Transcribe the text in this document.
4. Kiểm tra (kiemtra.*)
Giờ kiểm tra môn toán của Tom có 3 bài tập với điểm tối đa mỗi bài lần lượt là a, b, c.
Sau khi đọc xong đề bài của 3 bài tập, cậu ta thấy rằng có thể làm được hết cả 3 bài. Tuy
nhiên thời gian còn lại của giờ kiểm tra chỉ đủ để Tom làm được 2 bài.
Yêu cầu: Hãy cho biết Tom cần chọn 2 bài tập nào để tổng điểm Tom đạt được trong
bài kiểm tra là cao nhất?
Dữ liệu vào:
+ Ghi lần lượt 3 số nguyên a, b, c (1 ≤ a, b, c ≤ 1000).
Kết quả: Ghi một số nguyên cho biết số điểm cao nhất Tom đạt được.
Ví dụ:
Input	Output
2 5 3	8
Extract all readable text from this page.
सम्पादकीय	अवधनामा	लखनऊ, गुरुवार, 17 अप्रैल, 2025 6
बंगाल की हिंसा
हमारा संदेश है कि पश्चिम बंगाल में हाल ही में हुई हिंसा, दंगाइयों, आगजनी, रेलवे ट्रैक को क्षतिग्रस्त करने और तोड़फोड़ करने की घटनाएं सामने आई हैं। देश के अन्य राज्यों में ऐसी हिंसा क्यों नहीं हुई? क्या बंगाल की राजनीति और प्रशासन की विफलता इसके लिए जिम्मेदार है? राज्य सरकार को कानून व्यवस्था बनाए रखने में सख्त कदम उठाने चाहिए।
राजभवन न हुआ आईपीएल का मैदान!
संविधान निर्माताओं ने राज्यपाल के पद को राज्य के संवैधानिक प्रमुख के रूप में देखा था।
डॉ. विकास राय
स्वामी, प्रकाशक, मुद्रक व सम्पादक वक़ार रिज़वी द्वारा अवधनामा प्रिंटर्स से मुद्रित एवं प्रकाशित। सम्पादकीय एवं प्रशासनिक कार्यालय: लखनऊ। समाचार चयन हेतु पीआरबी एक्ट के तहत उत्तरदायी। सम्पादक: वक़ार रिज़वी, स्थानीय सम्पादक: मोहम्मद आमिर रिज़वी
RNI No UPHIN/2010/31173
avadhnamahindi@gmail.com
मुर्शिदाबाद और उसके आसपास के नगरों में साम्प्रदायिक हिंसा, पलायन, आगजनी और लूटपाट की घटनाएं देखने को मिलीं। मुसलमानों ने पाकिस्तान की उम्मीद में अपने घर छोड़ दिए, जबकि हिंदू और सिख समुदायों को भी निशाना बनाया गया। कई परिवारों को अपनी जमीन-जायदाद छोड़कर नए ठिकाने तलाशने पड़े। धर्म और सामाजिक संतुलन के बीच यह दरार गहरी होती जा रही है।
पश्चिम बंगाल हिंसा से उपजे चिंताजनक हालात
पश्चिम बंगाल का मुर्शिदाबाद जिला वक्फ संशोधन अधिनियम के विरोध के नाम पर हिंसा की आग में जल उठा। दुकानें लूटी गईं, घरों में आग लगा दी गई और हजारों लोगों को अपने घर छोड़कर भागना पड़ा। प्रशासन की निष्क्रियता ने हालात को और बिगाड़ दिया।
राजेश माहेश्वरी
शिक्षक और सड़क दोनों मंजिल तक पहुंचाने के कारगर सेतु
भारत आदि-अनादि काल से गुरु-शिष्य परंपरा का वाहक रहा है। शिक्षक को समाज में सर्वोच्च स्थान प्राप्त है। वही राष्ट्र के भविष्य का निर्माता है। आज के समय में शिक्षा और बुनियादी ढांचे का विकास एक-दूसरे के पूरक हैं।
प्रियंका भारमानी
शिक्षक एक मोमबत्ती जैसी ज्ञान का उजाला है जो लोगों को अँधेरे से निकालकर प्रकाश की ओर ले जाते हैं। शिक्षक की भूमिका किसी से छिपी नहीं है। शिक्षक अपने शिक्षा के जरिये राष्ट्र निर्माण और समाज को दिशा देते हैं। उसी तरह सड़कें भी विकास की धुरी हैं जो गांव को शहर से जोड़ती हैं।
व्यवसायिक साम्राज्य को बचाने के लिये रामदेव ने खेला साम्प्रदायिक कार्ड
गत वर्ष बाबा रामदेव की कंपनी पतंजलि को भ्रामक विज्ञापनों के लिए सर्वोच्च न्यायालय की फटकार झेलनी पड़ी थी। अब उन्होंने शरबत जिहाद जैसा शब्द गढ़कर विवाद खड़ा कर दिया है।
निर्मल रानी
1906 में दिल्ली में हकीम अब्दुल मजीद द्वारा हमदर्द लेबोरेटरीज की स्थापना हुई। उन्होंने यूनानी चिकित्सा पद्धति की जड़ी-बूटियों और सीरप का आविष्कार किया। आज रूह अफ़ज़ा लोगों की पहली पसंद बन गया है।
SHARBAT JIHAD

------

- **TO DO**:
In the entries above, identify every line with the word "अवधन". Copy those lines.

- **CORRECT ANSWER**:
सम्पादकीय	अवधनामा	लखनऊ, गुरुवार, 17 अप्रैल, 2025 6
स्वामी, प्रकाशक, मुद्रक व सम्पादक वक़ार रिज़वी द्वारा अवधनामा प्रिंटर्स से मुद्रित एवं प्रकाशित। सम्पादकीय एवं प्रशासनिक कार्यालय: लखनऊ। समाचार चयन हेतु पीआरबी एक्ट के तहत उत्तरदायी। सम्पादक: वक़ार रिज़वी, स्थानीय सम्पादक: मोहम्मद आमिर रिज़वी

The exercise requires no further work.